— Start —
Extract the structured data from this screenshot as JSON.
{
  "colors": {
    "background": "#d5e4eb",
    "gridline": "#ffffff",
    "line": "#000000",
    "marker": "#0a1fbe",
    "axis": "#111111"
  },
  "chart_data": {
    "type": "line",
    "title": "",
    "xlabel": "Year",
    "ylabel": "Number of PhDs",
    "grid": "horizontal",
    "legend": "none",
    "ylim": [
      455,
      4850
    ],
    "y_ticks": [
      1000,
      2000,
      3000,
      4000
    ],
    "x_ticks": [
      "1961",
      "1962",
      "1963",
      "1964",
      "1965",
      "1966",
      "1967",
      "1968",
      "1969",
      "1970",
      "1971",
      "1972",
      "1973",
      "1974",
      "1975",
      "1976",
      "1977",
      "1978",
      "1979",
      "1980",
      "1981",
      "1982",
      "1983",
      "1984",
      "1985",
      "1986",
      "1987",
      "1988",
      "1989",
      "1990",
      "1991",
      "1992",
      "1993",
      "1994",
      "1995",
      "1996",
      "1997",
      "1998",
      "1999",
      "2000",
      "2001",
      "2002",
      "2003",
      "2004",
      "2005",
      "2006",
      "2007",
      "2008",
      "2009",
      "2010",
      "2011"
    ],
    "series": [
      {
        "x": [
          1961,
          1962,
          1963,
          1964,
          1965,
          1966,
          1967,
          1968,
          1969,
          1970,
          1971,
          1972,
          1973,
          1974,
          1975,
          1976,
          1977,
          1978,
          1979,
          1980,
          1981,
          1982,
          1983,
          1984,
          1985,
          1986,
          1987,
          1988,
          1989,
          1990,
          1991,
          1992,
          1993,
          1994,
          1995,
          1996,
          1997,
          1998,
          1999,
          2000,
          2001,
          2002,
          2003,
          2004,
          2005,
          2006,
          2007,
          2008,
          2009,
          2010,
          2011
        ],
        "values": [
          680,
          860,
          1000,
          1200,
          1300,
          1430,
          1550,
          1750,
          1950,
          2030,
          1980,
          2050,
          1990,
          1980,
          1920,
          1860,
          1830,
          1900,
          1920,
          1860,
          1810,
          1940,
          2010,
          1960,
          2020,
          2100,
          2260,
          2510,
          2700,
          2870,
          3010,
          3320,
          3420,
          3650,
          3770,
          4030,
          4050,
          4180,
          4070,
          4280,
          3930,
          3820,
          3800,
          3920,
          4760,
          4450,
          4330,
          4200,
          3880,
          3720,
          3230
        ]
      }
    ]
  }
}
— End —
Written problem:
Print the material once more, exactly.

Expected answer:
Extract the structured data from this screenshot as JSON.
{
  "colors": {
    "background": "#d5e4eb",
    "gridline": "#ffffff",
    "line": "#000000",
    "marker": "#0a1fbe",
    "axis": "#111111"
  },
  "chart_data": {
    "type": "line",
    "title": "",
    "xlabel": "Year",
    "ylabel": "Number of PhDs",
    "grid": "horizontal",
    "legend": "none",
    "ylim": [
      455,
      4850
    ],
    "y_ticks": [
      1000,
      2000,
      3000,
      4000
    ],
    "x_ticks": [
      "1961",
      "1962",
      "1963",
      "1964",
      "1965",
      "1966",
      "1967",
      "1968",
      "1969",
      "1970",
      "1971",
      "1972",
      "1973",
      "1974",
      "1975",
      "1976",
      "1977",
      "1978",
      "1979",
      "1980",
      "1981",
      "1982",
      "1983",
      "1984",
      "1985",
      "1986",
      "1987",
      "1988",
      "1989",
      "1990",
      "1991",
      "1992",
      "1993",
      "1994",
      "1995",
      "1996",
      "1997",
      "1998",
      "1999",
      "2000",
      "2001",
      "2002",
      "2003",
      "2004",
      "2005",
      "2006",
      "2007",
      "2008",
      "2009",
      "2010",
      "2011"
    ],
    "series": [
      {
        "x": [
          1961,
          1962,
          1963,
          1964,
          1965,
          1966,
          1967,
          1968,
          1969,
          1970,
          1971,
          1972,
          1973,
          1974,
          1975,
          1976,
          1977,
          1978,
          1979,
          1980,
          1981,
          1982,
          1983,
          1984,
          1985,
          1986,
          1987,
          1988,
          1989,
          1990,
          1991,
          1992,
          1993,
          1994,
          1995,
          1996,
          1997,
          1998,
          1999,
          2000,
          2001,
          2002,
          2003,
          2004,
          2005,
          2006,
          2007,
          2008,
          2009,
          2010,
          2011
        ],
        "values": [
          680,
          860,
          1000,
          1200,
          1300,
          1430,
          1550,
          1750,
          1950,
          2030,
          1980,
          2050,
          1990,
          1980,
          1920,
          1860,
          1830,
          1900,
          1920,
          1860,
          1810,
          1940,
          2010,
          1960,
          2020,
          2100,
          2260,
          2510,
          2700,
          2870,
          3010,
          3320,
          3420,
          3650,
          3770,
          4030,
          4050,
          4180,
          4070,
          4280,
          3930,
          3820,
          3800,
          3920,
          4760,
          4450,
          4330,
          4200,
          3880,
          3720,
          3230
        ]
      }
    ]
  }
}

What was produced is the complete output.